> [LISTED RECORDS]:

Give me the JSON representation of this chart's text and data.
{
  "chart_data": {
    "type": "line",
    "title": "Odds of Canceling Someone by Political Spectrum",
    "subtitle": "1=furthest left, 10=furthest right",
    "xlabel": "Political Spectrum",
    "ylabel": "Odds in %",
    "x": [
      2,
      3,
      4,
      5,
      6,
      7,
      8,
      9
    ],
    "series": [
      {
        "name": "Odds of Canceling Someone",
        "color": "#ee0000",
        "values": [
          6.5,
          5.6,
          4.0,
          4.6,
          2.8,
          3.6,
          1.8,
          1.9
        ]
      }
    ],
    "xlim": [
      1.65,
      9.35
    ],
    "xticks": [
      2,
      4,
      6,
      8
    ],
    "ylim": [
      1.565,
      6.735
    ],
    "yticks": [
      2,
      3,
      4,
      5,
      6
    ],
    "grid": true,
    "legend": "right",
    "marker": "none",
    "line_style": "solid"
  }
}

> [TASK OBJECTIVE]: Choose all lines containing the string "right" and copy them out.

> [RESPONSE TO THE EXERCISE]:
    "subtitle": "1=furthest left, 10=furthest right",
    "legend": "right",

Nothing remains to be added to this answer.